- _Exercise_: Compile every line that includes the word "Ciutadella".

- _Dataset records_:
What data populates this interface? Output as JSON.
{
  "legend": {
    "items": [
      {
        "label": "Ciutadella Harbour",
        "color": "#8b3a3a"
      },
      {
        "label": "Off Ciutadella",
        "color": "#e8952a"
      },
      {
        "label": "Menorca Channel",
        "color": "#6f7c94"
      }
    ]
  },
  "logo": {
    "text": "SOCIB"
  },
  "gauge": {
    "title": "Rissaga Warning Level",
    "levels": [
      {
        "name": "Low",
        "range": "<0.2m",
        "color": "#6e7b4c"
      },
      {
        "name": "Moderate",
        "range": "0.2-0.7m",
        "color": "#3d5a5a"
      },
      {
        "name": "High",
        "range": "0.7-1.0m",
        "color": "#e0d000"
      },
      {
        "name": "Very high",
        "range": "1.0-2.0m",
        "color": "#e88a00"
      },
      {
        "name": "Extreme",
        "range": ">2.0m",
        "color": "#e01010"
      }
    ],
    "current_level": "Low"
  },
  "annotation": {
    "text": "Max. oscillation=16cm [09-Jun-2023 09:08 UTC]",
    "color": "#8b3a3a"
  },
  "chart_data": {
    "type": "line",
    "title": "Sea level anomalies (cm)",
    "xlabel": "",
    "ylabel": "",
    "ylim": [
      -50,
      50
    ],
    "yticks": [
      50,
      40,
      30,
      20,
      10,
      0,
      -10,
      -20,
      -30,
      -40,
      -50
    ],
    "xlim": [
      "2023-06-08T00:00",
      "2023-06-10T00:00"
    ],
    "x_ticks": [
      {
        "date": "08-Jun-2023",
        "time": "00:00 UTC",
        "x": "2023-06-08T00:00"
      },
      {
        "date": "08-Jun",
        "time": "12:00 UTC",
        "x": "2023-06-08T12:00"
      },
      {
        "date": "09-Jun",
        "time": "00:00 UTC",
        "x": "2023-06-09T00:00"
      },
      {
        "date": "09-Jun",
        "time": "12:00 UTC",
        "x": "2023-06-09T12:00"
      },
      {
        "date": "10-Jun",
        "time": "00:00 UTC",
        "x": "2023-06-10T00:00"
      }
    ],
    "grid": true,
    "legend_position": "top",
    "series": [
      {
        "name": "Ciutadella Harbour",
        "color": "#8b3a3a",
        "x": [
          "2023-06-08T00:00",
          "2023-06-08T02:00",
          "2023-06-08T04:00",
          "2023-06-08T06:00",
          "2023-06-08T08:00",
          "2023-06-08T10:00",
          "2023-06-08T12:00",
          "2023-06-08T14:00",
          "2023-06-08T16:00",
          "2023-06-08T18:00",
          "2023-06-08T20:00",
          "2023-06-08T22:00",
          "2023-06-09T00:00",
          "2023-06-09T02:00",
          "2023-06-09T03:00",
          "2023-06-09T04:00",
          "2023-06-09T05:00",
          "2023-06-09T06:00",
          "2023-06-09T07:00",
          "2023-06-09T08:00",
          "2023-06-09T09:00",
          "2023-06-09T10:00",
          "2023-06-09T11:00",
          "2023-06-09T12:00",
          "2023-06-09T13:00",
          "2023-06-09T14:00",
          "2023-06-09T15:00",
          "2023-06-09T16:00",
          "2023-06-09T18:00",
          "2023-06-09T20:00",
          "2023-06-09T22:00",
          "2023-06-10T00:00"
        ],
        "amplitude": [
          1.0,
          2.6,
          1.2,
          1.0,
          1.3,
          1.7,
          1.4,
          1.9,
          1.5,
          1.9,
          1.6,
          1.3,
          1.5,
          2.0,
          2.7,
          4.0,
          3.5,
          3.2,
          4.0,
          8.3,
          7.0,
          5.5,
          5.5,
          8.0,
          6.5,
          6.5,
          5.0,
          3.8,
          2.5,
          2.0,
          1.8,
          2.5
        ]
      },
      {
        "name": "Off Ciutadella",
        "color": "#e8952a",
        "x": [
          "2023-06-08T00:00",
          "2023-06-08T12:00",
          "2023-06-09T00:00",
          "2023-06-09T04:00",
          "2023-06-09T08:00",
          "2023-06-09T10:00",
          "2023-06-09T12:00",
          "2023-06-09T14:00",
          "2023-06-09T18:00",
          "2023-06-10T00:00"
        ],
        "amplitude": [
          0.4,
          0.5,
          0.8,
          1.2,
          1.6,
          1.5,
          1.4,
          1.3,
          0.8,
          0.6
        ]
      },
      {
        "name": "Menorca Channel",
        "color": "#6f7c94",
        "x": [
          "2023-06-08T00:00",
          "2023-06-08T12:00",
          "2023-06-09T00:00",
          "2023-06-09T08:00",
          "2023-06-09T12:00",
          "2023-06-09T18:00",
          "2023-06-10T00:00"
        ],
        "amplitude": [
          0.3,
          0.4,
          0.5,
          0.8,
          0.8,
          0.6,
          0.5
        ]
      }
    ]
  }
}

- _Written solution_:
        "label": "Ciutadella Harbour",
        "label": "Off Ciutadella",
        "name": "Ciutadella Harbour",
        "name": "Off Ciutadella",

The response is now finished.